• **PROVIDED DATA**
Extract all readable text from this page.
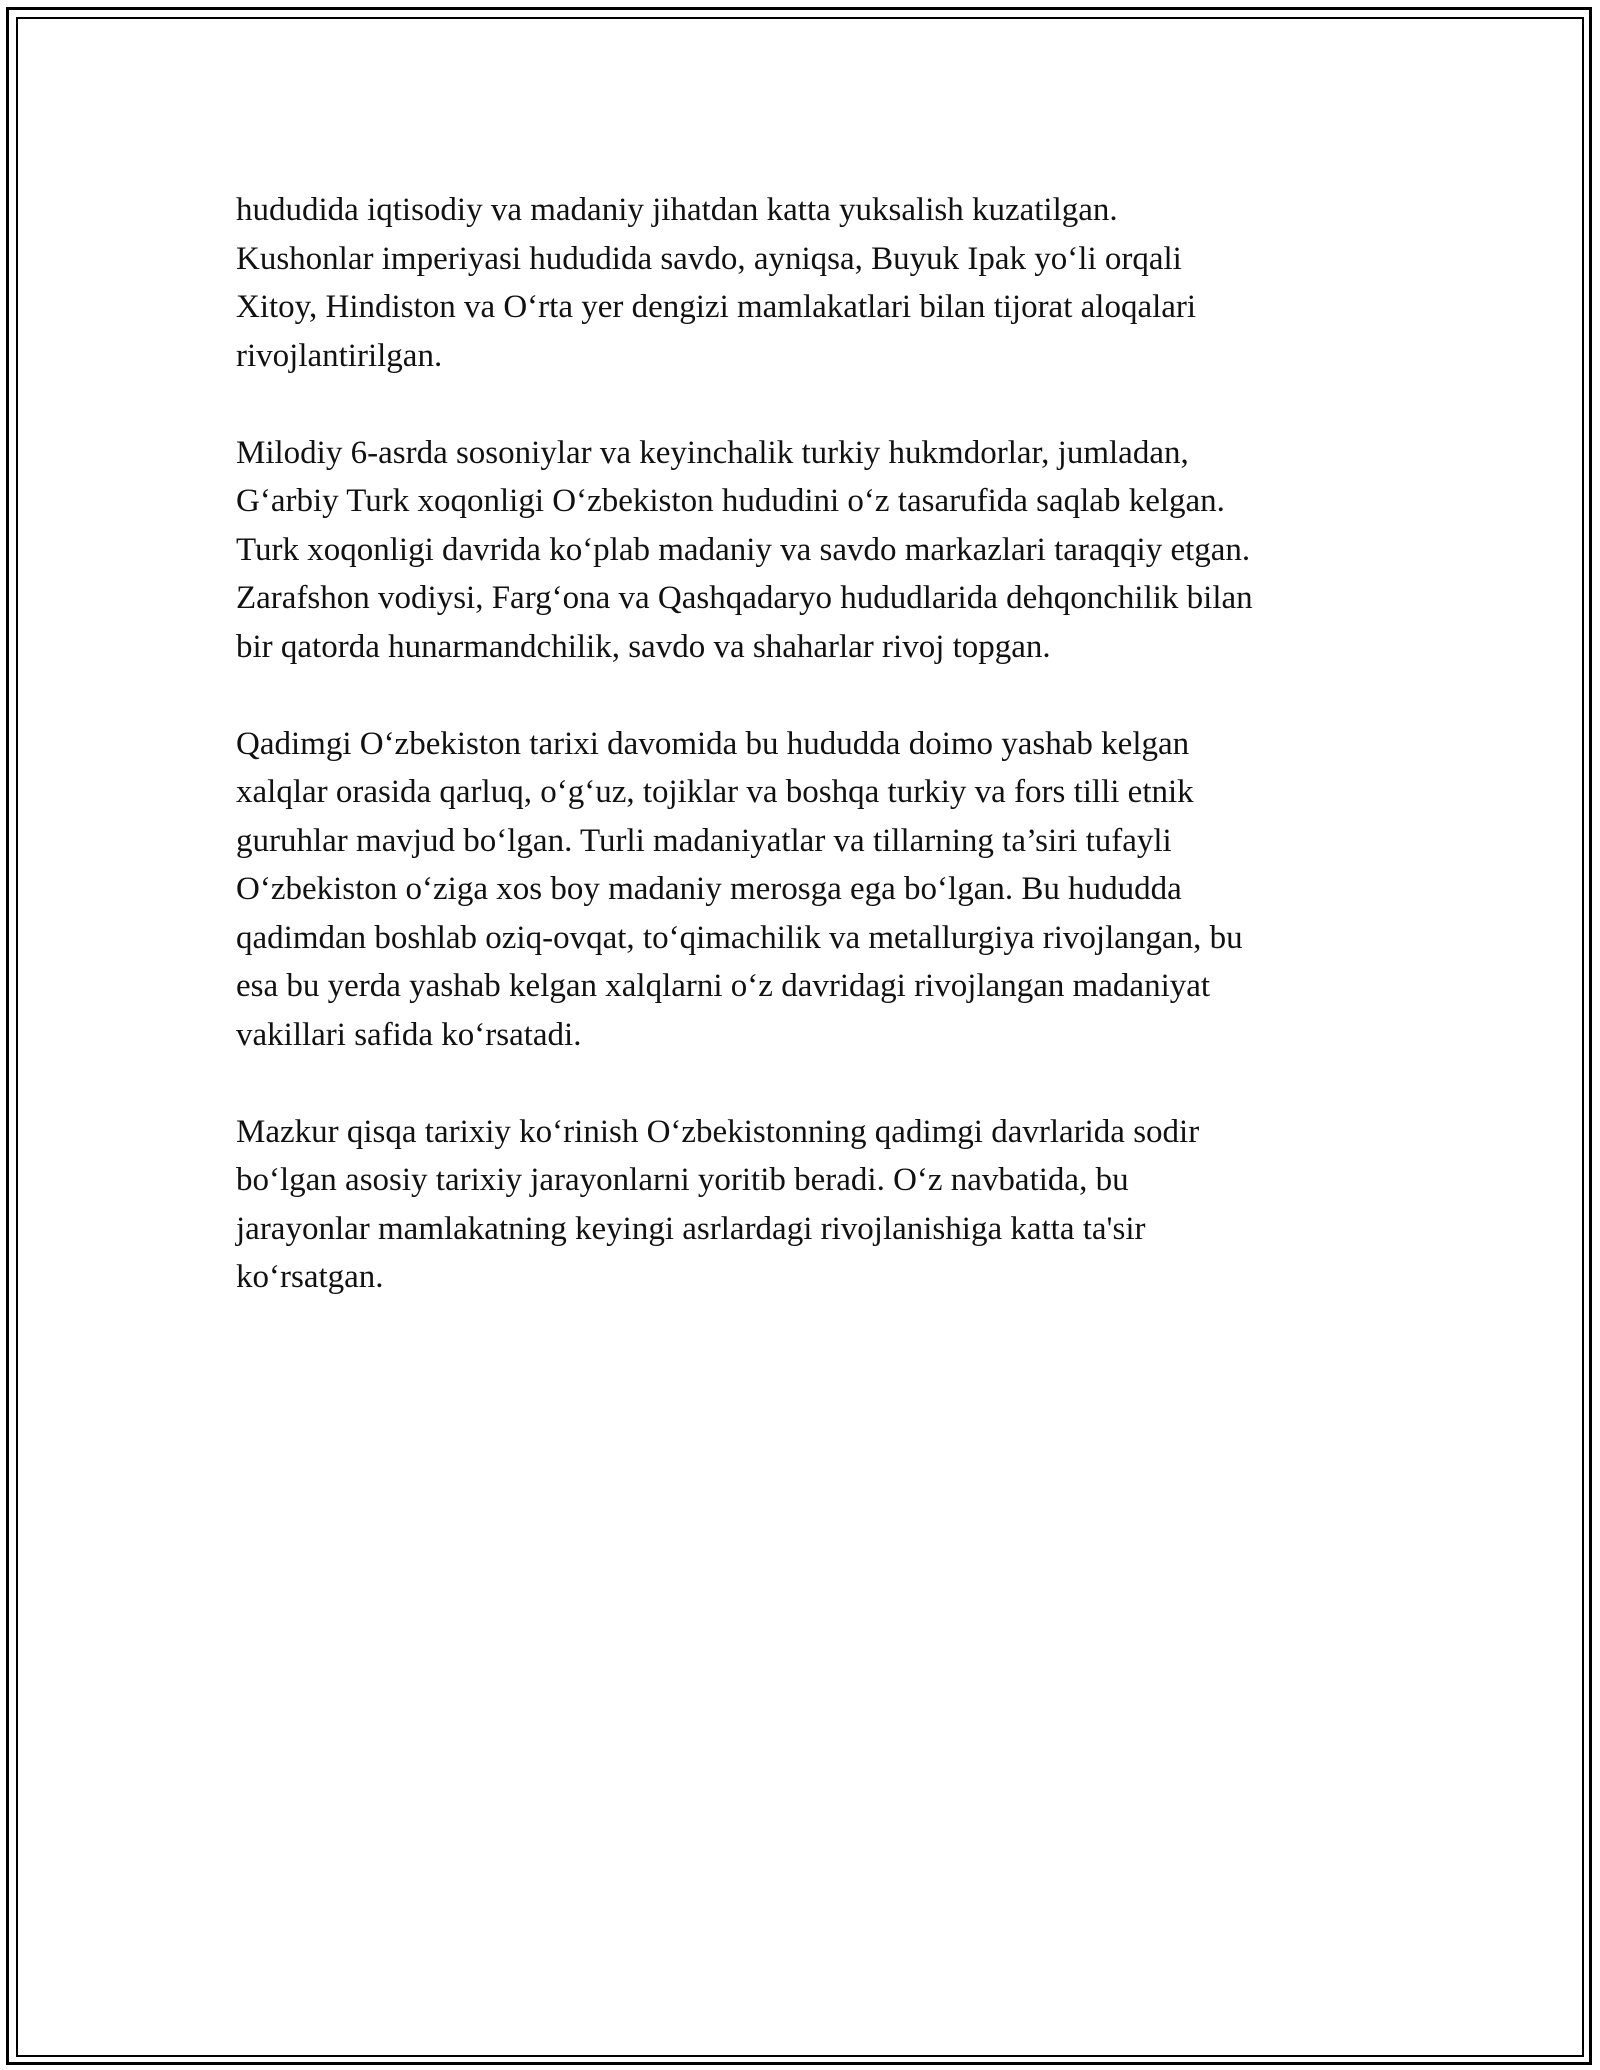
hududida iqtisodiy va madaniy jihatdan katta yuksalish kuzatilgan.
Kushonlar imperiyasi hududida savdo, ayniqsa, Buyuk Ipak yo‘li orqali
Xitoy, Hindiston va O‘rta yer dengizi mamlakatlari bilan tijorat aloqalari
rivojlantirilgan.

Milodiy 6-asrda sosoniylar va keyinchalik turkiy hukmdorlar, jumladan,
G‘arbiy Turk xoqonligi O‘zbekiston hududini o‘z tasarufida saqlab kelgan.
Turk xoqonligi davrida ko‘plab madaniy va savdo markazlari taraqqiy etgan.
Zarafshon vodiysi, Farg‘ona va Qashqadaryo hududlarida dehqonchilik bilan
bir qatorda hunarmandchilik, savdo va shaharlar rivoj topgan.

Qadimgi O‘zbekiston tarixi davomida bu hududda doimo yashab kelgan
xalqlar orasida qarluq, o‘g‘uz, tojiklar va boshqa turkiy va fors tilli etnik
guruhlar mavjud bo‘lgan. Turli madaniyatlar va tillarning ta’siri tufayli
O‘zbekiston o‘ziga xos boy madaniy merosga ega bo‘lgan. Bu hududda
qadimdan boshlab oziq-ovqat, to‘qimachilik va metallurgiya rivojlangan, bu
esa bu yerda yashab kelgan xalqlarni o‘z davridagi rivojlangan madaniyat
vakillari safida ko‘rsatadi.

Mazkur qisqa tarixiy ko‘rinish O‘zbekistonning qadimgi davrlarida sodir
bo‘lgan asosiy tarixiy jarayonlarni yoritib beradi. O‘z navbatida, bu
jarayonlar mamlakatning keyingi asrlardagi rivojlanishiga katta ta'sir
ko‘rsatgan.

• **TASK GOAL**
Which lines include the word "xoqonligi"? Copy every one of them.

• **FINAL RESULT**
G‘arbiy Turk xoqonligi O‘zbekiston hududini o‘z tasarufida saqlab kelgan.
Turk xoqonligi davrida ko‘plab madaniy va savdo markazlari taraqqiy etgan.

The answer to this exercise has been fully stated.